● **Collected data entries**
....
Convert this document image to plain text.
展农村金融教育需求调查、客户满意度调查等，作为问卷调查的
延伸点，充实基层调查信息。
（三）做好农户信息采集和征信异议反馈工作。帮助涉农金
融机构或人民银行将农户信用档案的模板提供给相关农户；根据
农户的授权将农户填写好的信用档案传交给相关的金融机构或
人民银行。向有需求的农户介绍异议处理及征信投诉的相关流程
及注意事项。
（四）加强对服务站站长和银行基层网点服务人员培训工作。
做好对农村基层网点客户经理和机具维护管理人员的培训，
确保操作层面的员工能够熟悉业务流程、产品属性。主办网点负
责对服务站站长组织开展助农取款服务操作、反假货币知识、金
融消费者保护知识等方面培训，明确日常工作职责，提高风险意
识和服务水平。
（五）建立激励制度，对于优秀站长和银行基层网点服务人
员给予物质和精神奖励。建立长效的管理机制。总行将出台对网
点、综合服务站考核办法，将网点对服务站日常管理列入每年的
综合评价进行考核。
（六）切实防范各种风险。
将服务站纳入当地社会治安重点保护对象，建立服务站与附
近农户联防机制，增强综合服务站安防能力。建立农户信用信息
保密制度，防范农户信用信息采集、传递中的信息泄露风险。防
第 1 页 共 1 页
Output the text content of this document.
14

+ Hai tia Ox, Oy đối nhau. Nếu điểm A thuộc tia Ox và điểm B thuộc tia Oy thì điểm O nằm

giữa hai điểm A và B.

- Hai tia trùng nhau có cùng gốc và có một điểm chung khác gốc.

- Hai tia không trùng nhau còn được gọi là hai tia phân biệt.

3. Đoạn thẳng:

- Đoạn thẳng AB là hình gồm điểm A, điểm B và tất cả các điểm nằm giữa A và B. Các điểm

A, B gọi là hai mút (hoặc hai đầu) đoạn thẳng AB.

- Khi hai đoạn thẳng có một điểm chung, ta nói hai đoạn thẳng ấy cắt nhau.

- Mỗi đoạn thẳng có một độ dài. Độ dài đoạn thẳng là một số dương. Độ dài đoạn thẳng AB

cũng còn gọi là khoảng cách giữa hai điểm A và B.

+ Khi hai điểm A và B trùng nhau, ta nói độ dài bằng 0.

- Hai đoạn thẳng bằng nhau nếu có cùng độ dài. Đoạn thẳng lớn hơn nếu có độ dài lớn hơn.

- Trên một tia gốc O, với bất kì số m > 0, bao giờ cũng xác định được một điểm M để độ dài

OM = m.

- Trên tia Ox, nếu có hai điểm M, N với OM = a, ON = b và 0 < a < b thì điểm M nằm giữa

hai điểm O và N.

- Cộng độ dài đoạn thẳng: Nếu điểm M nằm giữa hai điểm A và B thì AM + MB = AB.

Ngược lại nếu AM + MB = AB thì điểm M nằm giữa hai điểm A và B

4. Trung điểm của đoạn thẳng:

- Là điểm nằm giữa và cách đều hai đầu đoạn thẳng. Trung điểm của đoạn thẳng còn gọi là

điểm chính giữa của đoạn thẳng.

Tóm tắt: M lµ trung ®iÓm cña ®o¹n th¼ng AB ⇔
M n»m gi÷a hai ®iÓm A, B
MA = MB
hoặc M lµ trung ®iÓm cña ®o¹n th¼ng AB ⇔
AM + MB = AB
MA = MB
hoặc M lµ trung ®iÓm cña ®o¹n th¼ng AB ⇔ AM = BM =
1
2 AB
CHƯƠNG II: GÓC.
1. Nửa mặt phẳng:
....
● **Problem requirements**
Extract the complete set of records unchanged.

● **Solution**
Convert this document image to plain text.
展农村金融教育需求调查、客户满意度调查等，作为问卷调查的
延伸点，充实基层调查信息。
（三）做好农户信息采集和征信异议反馈工作。帮助涉农金
融机构或人民银行将农户信用档案的模板提供给相关农户；根据
农户的授权将农户填写好的信用档案传交给相关的金融机构或
人民银行。向有需求的农户介绍异议处理及征信投诉的相关流程
及注意事项。
（四）加强对服务站站长和银行基层网点服务人员培训工作。
做好对农村基层网点客户经理和机具维护管理人员的培训，
确保操作层面的员工能够熟悉业务流程、产品属性。主办网点负
责对服务站站长组织开展助农取款服务操作、反假货币知识、金
融消费者保护知识等方面培训，明确日常工作职责，提高风险意
识和服务水平。
（五）建立激励制度，对于优秀站长和银行基层网点服务人
员给予物质和精神奖励。建立长效的管理机制。总行将出台对网
点、综合服务站考核办法，将网点对服务站日常管理列入每年的
综合评价进行考核。
（六）切实防范各种风险。
将服务站纳入当地社会治安重点保护对象，建立服务站与附
近农户联防机制，增强综合服务站安防能力。建立农户信用信息
保密制度，防范农户信用信息采集、传递中的信息泄露风险。防
第 1 页 共 1 页
Output the text content of this document.
14

+ Hai tia Ox, Oy đối nhau. Nếu điểm A thuộc tia Ox và điểm B thuộc tia Oy thì điểm O nằm

giữa hai điểm A và B.

- Hai tia trùng nhau có cùng gốc và có một điểm chung khác gốc.

- Hai tia không trùng nhau còn được gọi là hai tia phân biệt.

3. Đoạn thẳng:

- Đoạn thẳng AB là hình gồm điểm A, điểm B và tất cả các điểm nằm giữa A và B. Các điểm

A, B gọi là hai mút (hoặc hai đầu) đoạn thẳng AB.

- Khi hai đoạn thẳng có một điểm chung, ta nói hai đoạn thẳng ấy cắt nhau.

- Mỗi đoạn thẳng có một độ dài. Độ dài đoạn thẳng là một số dương. Độ dài đoạn thẳng AB

cũng còn gọi là khoảng cách giữa hai điểm A và B.

+ Khi hai điểm A và B trùng nhau, ta nói độ dài bằng 0.

- Hai đoạn thẳng bằng nhau nếu có cùng độ dài. Đoạn thẳng lớn hơn nếu có độ dài lớn hơn.

- Trên một tia gốc O, với bất kì số m > 0, bao giờ cũng xác định được một điểm M để độ dài

OM = m.

- Trên tia Ox, nếu có hai điểm M, N với OM = a, ON = b và 0 < a < b thì điểm M nằm giữa

hai điểm O và N.

- Cộng độ dài đoạn thẳng: Nếu điểm M nằm giữa hai điểm A và B thì AM + MB = AB.

Ngược lại nếu AM + MB = AB thì điểm M nằm giữa hai điểm A và B

4. Trung điểm của đoạn thẳng:

- Là điểm nằm giữa và cách đều hai đầu đoạn thẳng. Trung điểm của đoạn thẳng còn gọi là

điểm chính giữa của đoạn thẳng.

Tóm tắt: M lµ trung ®iÓm cña ®o¹n th¼ng AB ⇔
M n»m gi÷a hai ®iÓm A, B
MA = MB
hoặc M lµ trung ®iÓm cña ®o¹n th¼ng AB ⇔
AM + MB = AB
MA = MB
hoặc M lµ trung ®iÓm cña ®o¹n th¼ng AB ⇔ AM = BM =
1
2 AB
CHƯƠNG II: GÓC.
1. Nửa mặt phẳng:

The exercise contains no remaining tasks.